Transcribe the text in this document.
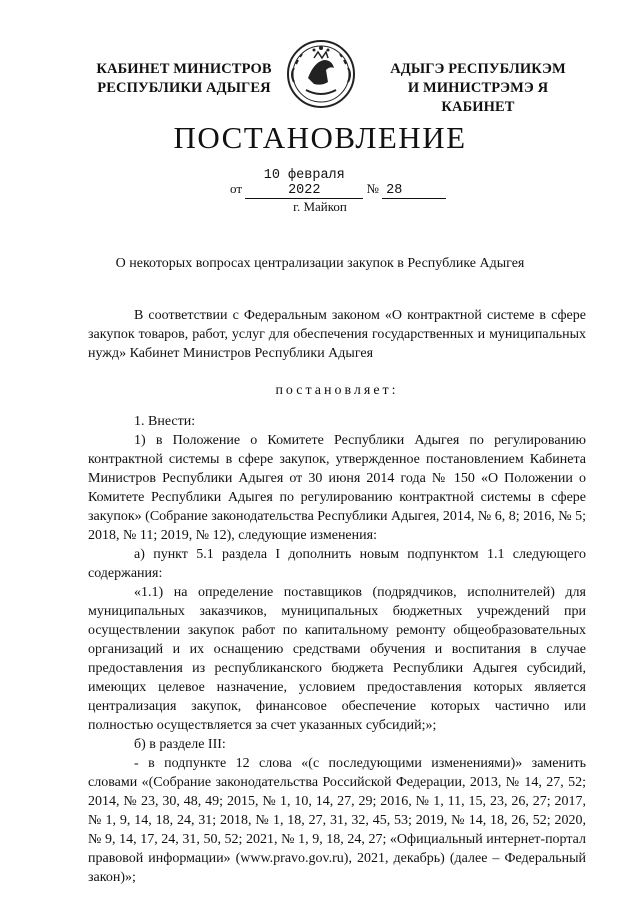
КАБИНЕТ МИНИСТРОВ
РЕСПУБЛИКИ АДЫГЕЯ
АДЫГЭ РЕСПУБЛИКЭМ
И МИНИСТРЭМЭ Я КАБИНЕТ
ПОСТАНОВЛЕНИЕ
от 10 февраля 2022	№ 28
г. Майкоп
О некоторых вопросах централизации закупок в Республике Адыгея

В соответствии с Федеральным законом «О контрактной системе в сфере закупок товаров, работ, услуг для обеспечения государственных и муниципальных нужд» Кабинет Министров Республики Адыгея

постановляет:

1. Внести:

1) в Положение о Комитете Республики Адыгея по регулированию контрактной системы в сфере закупок, утвержденное постановлением Кабинета Министров Республики Адыгея от 30 июня 2014 года № 150 «О Положении о Комитете Республики Адыгея по регулированию контрактной системы в сфере закупок» (Собрание законодательства Республики Адыгея, 2014, № 6, 8; 2016, № 5; 2018, № 11; 2019, № 12), следующие изменения:

а) пункт 5.1 раздела I дополнить новым подпунктом 1.1 следующего содержания:

«1.1) на определение поставщиков (подрядчиков, исполнителей) для муниципальных заказчиков, муниципальных бюджетных учреждений при осуществлении закупок работ по капитальному ремонту общеобразовательных организаций и их оснащению средствами обучения и воспитания в случае предоставления из республиканского бюджета Республики Адыгея субсидий, имеющих целевое назначение, условием предоставления которых является централизация закупок, финансовое обеспечение которых частично или полностью осуществляется за счет указанных субсидий;»;

б) в разделе III:

- в подпункте 12 слова «(с последующими изменениями)» заменить словами «(Собрание законодательства Российской Федерации, 2013, № 14, 27, 52; 2014, № 23, 30, 48, 49; 2015, № 1, 10, 14, 27, 29; 2016, № 1, 11, 15, 23, 26, 27; 2017, № 1, 9, 14, 18, 24, 31; 2018, № 1, 18, 27, 31, 32, 45, 53; 2019, № 14, 18, 26, 52; 2020, № 9, 14, 17, 24, 31, 50, 52; 2021, № 1, 9, 18, 24, 27; «Официальный интернет-портал правовой информации» (www.pravo.gov.ru), 2021, декабрь) (далее – Федеральный закон)»;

What to produce =>
Output each line exactly; omit every picture.

Answer to this problem =>
Transcribe the text in this document.
КАБИНЕТ МИНИСТРОВ
РЕСПУБЛИКИ АДЫГЕЯ
АДЫГЭ РЕСПУБЛИКЭМ
И МИНИСТРЭМЭ Я КАБИНЕТ
ПОСТАНОВЛЕНИЕ
от 10 февраля 2022	№ 28
г. Майкоп
О некоторых вопросах централизации закупок в Республике Адыгея

В соответствии с Федеральным законом «О контрактной системе в сфере закупок товаров, работ, услуг для обеспечения государственных и муниципальных нужд» Кабинет Министров Республики Адыгея

постановляет:

1. Внести:

1) в Положение о Комитете Республики Адыгея по регулированию контрактной системы в сфере закупок, утвержденное постановлением Кабинета Министров Республики Адыгея от 30 июня 2014 года № 150 «О Положении о Комитете Республики Адыгея по регулированию контрактной системы в сфере закупок» (Собрание законодательства Республики Адыгея, 2014, № 6, 8; 2016, № 5; 2018, № 11; 2019, № 12), следующие изменения:

а) пункт 5.1 раздела I дополнить новым подпунктом 1.1 следующего содержания:

«1.1) на определение поставщиков (подрядчиков, исполнителей) для муниципальных заказчиков, муниципальных бюджетных учреждений при осуществлении закупок работ по капитальному ремонту общеобразовательных организаций и их оснащению средствами обучения и воспитания в случае предоставления из республиканского бюджета Республики Адыгея субсидий, имеющих целевое назначение, условием предоставления которых является централизация закупок, финансовое обеспечение которых частично или полностью осуществляется за счет указанных субсидий;»;

б) в разделе III:

- в подпункте 12 слова «(с последующими изменениями)» заменить словами «(Собрание законодательства Российской Федерации, 2013, № 14, 27, 52; 2014, № 23, 30, 48, 49; 2015, № 1, 10, 14, 27, 29; 2016, № 1, 11, 15, 23, 26, 27; 2017, № 1, 9, 14, 18, 24, 31; 2018, № 1, 18, 27, 31, 32, 45, 53; 2019, № 14, 18, 26, 52; 2020, № 9, 14, 17, 24, 31, 50, 52; 2021, № 1, 9, 18, 24, 27; «Официальный интернет-портал правовой информации» (www.pravo.gov.ru), 2021, декабрь) (далее – Федеральный закон)»;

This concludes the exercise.